■ **Request**: Extract, from the records beneath this instruction, each line that contains the word "استطعت".

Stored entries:
::::

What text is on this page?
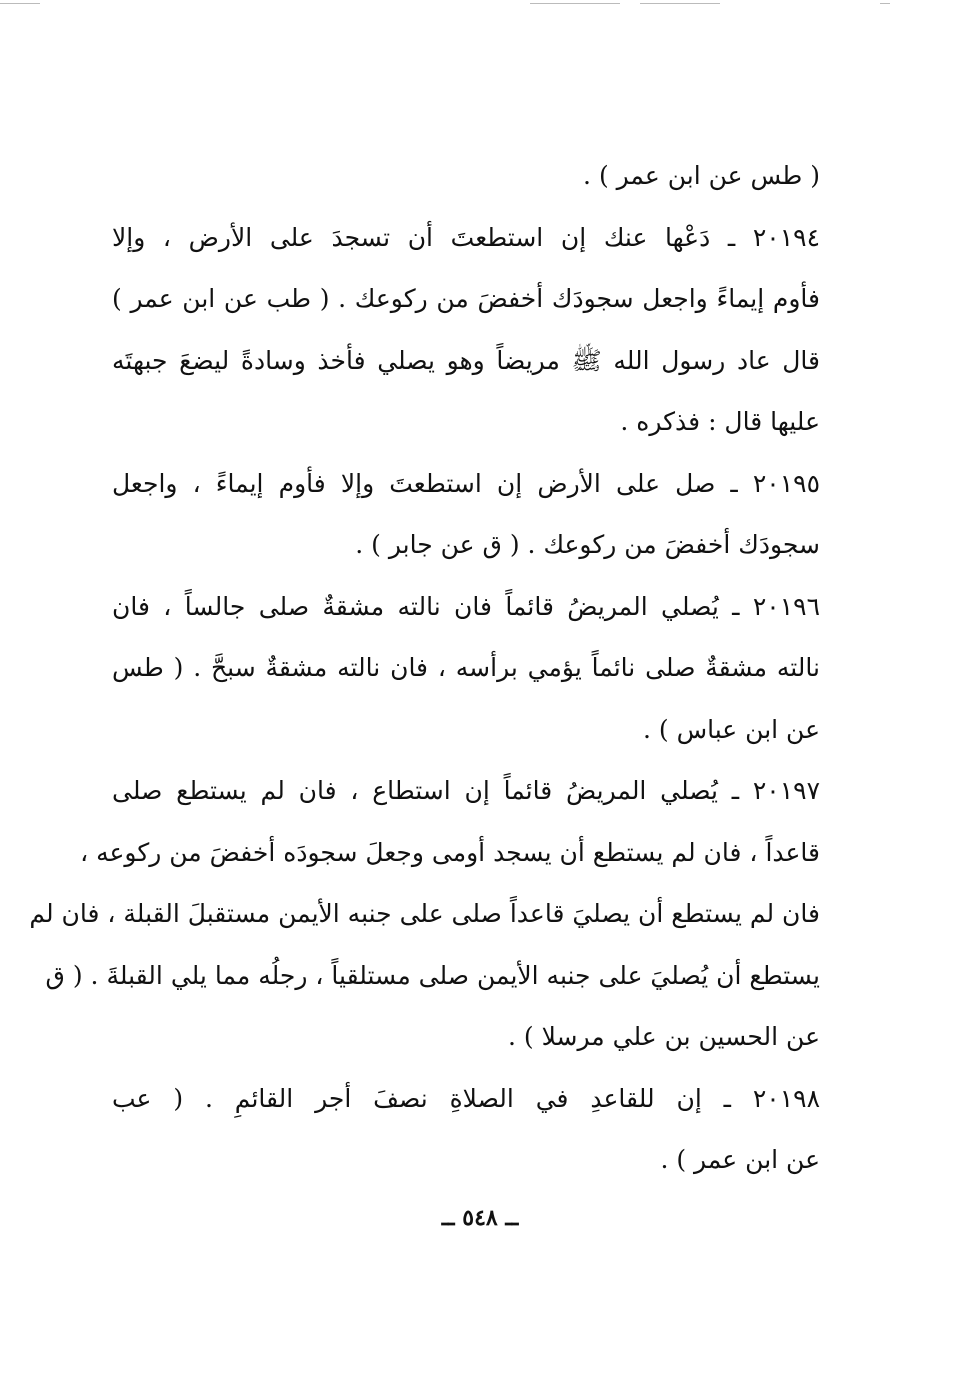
( طس عن ابن عمر ) .
٢٠١٩٤ ـ دَعْها عنك إن استطعتَ أن تسجدَ على الأرض ، وإلا
فأوم إيماءً واجعل سجودَك أخفضَ من ركوعك . ( طب عن ابن عمر )
قال عاد رسول الله ﷺ مريضاً وهو يصلي فأخذ وسادةً ليضعَ جبهتَه
عليها قال : فذكره .
٢٠١٩٥ ـ صل على الأرض إن استطعتَ وإلا فأوم إيماءً ، واجعل
سجودَك أخفضَ من ركوعك . ( ق عن جابر ) .
٢٠١٩٦ ـ يُصلي المريضُ قائماً فان نالته مشقةٌ صلى جالساً ، فان
نالته مشقةٌ صلى نائماً يؤمي برأسه ، فان نالته مشقةٌ سبحَّ . ( طس
عن ابن عباس ) .
٢٠١٩٧ ـ يُصلي المريضُ قائماً إن استطاع ، فان لم يستطع صلى
قاعداً ، فان لم يستطع أن يسجد أومى وجعلَ سجودَه أخفضَ من ركوعه ،
فان لم يستطع أن يصليَ قاعداً صلى على جنبه الأيمن مستقبلَ القبلة ، فان لم
يستطع أن يُصليَ على جنبه الأيمن صلى مستلقياً ، رجلُه مما يلي القبلةَ . ( ق
عن الحسين بن علي مرسلا ) .
٢٠١٩٨ ـ إن للقاعدِ في الصلاةِ نصفَ أجر القائمِ . ( عب
عن ابن عمر ) .
ــ ٥٤٨ ــ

::::

■ **In response**:
٢٠١٩٤ ـ دَعْها عنك إن استطعتَ أن تسجدَ على الأرض ، وإلا
٢٠١٩٥ ـ صل على الأرض إن استطعتَ وإلا فأوم إيماءً ، واجعل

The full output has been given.